Set out each line from the following listing that includes the word "ἀλαζών".

==============================

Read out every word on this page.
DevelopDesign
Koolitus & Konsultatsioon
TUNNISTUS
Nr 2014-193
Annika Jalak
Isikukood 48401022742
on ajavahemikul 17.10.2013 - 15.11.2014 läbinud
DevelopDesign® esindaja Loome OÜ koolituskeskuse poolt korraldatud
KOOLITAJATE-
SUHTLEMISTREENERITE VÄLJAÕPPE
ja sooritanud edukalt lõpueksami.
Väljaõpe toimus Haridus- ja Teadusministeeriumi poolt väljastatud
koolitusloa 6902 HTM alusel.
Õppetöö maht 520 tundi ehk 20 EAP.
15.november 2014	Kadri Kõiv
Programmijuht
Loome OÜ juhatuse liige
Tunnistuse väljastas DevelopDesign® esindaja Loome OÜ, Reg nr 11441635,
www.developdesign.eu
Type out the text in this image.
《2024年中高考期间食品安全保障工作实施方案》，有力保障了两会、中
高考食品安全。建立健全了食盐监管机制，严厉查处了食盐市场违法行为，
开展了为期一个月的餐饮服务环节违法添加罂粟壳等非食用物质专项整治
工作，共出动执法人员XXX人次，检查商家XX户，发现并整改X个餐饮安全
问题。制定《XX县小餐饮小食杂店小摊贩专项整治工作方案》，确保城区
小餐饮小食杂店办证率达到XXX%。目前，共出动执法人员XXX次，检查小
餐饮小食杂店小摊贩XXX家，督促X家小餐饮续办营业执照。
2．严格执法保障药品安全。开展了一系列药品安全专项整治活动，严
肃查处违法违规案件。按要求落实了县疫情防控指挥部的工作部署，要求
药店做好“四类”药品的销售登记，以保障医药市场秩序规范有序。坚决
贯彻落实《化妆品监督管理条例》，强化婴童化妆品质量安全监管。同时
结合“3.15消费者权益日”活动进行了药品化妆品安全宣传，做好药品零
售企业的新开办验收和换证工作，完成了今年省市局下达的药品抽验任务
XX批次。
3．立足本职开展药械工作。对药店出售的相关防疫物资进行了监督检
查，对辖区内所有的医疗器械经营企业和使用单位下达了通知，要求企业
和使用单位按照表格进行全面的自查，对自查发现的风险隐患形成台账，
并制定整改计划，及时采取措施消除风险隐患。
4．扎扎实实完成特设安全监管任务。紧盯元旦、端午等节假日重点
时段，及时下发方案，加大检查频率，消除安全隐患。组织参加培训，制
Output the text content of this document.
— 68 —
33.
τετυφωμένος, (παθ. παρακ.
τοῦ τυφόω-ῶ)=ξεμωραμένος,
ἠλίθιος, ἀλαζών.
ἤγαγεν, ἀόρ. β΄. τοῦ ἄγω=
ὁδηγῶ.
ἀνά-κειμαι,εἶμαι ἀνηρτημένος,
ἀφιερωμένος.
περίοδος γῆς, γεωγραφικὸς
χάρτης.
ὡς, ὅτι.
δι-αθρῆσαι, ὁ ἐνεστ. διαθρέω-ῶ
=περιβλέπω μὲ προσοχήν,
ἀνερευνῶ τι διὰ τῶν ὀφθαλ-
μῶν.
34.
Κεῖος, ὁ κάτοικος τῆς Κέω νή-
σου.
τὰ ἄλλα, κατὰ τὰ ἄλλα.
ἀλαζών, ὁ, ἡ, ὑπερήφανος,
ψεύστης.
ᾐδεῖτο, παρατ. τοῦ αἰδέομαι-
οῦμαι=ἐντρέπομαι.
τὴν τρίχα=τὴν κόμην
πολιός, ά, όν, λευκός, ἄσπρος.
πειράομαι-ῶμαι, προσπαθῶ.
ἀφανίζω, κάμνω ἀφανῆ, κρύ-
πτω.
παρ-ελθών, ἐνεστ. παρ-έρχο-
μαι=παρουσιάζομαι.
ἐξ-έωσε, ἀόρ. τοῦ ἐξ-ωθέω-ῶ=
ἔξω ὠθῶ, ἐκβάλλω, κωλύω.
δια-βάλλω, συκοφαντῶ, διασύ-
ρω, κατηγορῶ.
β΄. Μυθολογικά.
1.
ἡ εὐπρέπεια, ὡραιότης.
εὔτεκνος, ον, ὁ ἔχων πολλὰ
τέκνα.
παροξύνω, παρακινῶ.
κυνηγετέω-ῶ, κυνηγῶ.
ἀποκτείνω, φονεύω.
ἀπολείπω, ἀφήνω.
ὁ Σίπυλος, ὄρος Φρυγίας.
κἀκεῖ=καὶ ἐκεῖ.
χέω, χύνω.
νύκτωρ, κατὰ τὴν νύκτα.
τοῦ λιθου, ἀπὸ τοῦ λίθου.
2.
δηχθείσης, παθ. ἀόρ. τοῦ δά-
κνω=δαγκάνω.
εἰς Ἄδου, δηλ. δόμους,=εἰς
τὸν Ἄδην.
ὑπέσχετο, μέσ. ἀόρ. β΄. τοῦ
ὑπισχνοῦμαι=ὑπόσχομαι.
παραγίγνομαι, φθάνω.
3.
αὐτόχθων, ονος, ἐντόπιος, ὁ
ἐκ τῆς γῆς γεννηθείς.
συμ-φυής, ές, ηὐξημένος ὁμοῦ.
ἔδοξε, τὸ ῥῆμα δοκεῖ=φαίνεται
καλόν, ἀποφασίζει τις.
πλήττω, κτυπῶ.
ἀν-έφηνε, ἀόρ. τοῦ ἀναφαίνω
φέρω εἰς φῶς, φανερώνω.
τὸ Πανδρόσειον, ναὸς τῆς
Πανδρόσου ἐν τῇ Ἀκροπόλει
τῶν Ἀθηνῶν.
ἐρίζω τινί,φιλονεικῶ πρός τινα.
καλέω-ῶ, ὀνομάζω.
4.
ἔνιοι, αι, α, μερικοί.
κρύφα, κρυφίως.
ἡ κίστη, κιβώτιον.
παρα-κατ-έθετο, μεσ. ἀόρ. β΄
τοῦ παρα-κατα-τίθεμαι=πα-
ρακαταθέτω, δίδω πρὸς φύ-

==============================

Task solution -
ἠλίθιος, ἀλαζών.
ἀλαζών, ὁ, ἡ, ὑπερήφανος,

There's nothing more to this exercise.